- Exercise 1: From the design blog excerpt, retype word for word the part that starts with the words containing "Color expert Patrick" and ends with "tweaks to color.".
- Exercise 2: Write what comes next in the design blog excerpt, picking up after its final sentence.

- Excerpt provided:
Enjoy two and a half thoughtful, beautifully produced minutes of Neven Mrgan’s observations about design evolution:

As it happens, I first got to know Neven after he knocked Photoshop for its unruly sprawl of UI elements (specifically, lots of arbitrarily different sliders). I was stung as by then I’d been writing about and fighting to address this phenomenon for years. We had so many good intentions & false starts trying to re-wing that old plane in flight, and I was sick to death of hearing Apple zealots (not Neven) say, “Just use the standard Mac elements”—when in practice no such standards existed. In any case, Neven’s post broke the ice, and we ended up dropping in on the Panic team a couple of times over the years. Their ideas on how to evolve PS were always helpful—and I was deeply gratified to rationalize a bunch of those slider types in CS5 and beyond. [Vimeo]

“Enhance!” Check out Google’s “motion microscope” for video

Michael Rubinstein & team have developed tech that can “track an individual’s pulse and heartbeat simply from a piece of footage” and “recreate a conversation by amplifying the movements from sound waves bouncing off a bag of chips.”

And it’s not just Google, of course:”Identifiable Images of Bystanders [Can Be] Extracted from Corneal Reflections.”

Jeez—just when Hollywood was starting to acknowledge the limits of “Enhance!”…

[Via James Morehead & Bill Roberts]

A quick demo showing the power of color grading

Color expert Patrick Palmer of the Adobe SpeedGrade team once showed me two wildly different scenes from a movie (one balmy & sunlit, the other shivering & wet) and asked how many color looks I thought were involved in telling the story. The answer turned out to be “one,” and the changes came simply from adjusting the color temperature. The example drove home the storytelling power of even simple tweaks to color.

This example from Grade in Kansas City demonstrates the impact color can have:

The colorist has shared some technical details via Reddit. [Vimeo] [Via Aravind Krishnaswamy]

Great news for designers: Matthew Richmond joins Adobe

I’ve been a huge fan of Chopping Block and its cofounder Matthew Richmond for as long as I’ve been around the industry. (Actually, that’s not quite right: I used to kinda loathe them for being so, so much better at design than I was!) Therefore I’m thrilled that Matthew has signed on Director of Experience Design at Adobe. For years he’s been a thoughtful & generous sounding board for Photoshop, Illustrator, and many other apps, and I can’t wait to see him apply his creativity & fiendish attention to detail to Adobe’s offerings.

- Material shown:
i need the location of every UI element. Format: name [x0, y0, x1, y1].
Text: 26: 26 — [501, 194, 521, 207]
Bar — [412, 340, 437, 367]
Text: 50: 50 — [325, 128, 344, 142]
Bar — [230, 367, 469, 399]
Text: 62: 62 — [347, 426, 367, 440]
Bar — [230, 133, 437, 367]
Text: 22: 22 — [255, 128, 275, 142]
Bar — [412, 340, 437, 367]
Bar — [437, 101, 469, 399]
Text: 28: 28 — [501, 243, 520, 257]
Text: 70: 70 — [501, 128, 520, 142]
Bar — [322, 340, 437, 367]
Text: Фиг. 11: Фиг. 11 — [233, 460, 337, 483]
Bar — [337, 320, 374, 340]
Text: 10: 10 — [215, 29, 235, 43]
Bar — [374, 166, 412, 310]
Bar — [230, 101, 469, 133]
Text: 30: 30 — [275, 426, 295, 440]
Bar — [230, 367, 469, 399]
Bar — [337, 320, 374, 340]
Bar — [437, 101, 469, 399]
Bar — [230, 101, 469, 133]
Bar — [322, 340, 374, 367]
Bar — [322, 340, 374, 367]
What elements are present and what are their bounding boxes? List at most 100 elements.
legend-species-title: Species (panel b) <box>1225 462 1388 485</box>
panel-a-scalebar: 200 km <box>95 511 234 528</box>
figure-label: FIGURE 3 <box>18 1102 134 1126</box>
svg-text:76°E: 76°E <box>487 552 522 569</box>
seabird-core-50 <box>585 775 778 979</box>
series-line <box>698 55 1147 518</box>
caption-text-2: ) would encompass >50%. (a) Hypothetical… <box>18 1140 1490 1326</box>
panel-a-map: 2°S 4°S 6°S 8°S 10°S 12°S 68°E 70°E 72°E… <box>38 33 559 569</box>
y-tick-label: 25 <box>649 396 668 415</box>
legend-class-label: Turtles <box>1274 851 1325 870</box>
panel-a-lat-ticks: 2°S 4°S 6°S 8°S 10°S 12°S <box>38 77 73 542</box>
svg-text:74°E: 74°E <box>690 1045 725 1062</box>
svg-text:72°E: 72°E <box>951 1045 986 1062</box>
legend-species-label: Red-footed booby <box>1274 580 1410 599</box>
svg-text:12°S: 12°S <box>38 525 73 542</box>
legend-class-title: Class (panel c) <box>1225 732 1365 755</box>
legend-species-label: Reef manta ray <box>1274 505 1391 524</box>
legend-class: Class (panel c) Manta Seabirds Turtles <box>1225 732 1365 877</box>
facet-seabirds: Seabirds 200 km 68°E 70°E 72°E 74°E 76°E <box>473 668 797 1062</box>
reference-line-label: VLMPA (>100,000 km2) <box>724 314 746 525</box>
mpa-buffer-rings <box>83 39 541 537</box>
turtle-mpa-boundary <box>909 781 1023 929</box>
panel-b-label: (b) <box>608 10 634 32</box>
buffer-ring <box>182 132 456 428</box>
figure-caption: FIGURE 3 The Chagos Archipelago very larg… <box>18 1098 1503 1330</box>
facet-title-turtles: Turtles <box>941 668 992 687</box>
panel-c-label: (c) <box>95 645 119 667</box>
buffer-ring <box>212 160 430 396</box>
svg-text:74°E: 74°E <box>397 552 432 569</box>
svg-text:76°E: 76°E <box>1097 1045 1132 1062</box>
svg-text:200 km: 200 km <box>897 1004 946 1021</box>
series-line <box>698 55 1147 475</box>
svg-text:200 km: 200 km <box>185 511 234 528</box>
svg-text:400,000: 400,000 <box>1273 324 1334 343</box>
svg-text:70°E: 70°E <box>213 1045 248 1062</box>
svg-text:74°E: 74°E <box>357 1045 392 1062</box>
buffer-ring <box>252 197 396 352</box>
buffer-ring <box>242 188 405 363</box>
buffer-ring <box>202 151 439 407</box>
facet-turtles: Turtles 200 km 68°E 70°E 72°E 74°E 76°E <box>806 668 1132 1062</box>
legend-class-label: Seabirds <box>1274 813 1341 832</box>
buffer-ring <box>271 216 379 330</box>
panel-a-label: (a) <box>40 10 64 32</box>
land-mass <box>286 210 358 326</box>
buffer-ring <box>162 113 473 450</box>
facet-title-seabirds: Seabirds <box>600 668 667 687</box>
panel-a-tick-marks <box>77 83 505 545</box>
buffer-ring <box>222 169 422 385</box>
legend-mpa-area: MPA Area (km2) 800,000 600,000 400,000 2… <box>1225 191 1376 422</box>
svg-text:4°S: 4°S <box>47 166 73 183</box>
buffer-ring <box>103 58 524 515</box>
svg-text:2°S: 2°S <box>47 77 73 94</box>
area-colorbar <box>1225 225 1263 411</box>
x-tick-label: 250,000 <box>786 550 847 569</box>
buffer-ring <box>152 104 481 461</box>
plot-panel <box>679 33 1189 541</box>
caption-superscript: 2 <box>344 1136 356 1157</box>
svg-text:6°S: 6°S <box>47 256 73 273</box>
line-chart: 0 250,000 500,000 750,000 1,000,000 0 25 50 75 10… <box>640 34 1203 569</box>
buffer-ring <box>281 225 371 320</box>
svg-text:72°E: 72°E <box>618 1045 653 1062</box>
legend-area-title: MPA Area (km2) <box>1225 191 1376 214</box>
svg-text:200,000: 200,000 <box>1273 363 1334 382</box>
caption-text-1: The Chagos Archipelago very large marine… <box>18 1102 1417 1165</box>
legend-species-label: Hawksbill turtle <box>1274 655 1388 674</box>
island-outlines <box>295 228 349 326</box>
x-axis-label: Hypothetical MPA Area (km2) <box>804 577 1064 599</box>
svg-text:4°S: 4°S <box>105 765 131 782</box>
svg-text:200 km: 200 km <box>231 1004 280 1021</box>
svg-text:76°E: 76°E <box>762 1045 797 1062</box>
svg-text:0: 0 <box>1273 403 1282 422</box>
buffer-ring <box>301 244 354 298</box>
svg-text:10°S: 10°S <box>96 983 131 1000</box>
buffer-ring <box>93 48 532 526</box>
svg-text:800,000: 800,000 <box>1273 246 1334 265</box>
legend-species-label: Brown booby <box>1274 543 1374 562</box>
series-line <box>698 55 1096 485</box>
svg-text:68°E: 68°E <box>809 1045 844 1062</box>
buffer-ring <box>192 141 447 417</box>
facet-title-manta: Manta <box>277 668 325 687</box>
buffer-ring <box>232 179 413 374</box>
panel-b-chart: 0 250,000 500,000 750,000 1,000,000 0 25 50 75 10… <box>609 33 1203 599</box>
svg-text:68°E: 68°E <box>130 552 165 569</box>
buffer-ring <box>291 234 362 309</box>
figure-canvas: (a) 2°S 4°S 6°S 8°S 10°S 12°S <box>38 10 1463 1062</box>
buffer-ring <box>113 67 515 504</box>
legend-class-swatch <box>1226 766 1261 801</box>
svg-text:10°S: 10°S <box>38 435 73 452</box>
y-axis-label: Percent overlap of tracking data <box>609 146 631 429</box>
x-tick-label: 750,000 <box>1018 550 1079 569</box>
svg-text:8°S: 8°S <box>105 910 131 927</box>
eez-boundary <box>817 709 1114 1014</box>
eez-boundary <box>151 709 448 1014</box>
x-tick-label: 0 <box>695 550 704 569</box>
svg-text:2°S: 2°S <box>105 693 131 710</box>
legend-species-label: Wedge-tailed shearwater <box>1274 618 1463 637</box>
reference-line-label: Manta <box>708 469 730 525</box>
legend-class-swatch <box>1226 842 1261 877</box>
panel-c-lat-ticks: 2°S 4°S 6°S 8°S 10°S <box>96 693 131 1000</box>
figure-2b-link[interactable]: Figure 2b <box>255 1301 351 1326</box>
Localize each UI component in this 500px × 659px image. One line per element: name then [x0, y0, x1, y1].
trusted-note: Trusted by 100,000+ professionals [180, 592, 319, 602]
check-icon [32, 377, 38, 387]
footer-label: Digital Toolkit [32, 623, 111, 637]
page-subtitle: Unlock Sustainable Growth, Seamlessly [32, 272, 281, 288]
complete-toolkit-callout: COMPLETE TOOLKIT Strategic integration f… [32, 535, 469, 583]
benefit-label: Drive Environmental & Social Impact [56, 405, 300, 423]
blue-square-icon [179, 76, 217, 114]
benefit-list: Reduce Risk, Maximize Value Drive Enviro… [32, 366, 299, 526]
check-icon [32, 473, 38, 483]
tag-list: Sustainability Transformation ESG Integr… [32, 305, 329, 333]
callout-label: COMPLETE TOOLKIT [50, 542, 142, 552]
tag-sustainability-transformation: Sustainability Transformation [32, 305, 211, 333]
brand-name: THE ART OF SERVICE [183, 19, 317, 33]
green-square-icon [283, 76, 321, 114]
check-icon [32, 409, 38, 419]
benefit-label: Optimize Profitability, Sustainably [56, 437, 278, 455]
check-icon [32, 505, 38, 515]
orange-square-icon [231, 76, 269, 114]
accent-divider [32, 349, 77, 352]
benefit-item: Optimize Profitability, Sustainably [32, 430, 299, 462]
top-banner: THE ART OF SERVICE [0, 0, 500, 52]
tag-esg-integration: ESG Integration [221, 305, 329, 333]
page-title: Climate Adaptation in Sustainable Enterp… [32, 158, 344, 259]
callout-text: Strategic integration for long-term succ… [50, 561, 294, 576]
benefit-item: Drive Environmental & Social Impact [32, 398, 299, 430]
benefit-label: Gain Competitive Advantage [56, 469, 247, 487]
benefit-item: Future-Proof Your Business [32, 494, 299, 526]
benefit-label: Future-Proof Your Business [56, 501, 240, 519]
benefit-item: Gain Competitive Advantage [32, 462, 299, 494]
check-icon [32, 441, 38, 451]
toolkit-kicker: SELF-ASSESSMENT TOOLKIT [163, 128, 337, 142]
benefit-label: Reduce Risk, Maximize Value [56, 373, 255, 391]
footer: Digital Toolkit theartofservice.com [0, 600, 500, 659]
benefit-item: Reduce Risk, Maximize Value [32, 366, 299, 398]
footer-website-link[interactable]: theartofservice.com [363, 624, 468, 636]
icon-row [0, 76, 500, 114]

- Reply 1:
Color expert Patrick Palmer of the Adobe SpeedGrade team once showed me two wildly different scenes from a movie (one balmy & sunlit, the other shivering & wet) and asked how many color looks I thought were involved in telling the story. The answer turned out to be “one,” and the changes came simply from adjusting the color temperature. The example drove home the storytelling power of even simple tweaks to color.

- Reply 2:
“Turbocharged brainstorming”: What do you think of Adobe LayUp?

When I first saw Khoi Vinh’s collaborative design app Mixel, I wanted to throw up—from jealousy.

I’d first met Khoi while moderating a Layer Tennis match between him & Nicholas Felton, and at the time I was brainstorming about designers’ needs for tablet apps. “What about ‘Photoshop Volley,'” I asked Khoi, describing a totally non-destructive, cloud-backed design environment centered on playful exchange of ideas & artwork. It turns out he was working on something very similar, so we went off on separate paths. My team ended up building Photoshop Touch (a far more traditional app than I wanted to make), and Mixel launched as much more what I had in mind.

Sadly the app didn’t take off, but Khoi has continued to think about ways for tablets to help designers think & share better. He’s been working with Adobe on a new iPad app call LayUp, letting you make quick sketches that can evolve into styled renderings, and the response looks pretty enthusiastic. Check out some demos:

The sketch-to-shape tech reminds me of (and almost certainly was lifted from) Adobe’s innovative Adobe Proto (for sketching wireframes that turned into real code), the moodboarding aspects recall Adobe Collage—apps that were launched 3 years ago, then summarily executed some months later. Maybe LayUp’s export of native PSD, AI, and InDesign files, its Typekit integration, and its cool history feature will change the game this time.

What do you think? Will LayUp earn a place in your design process?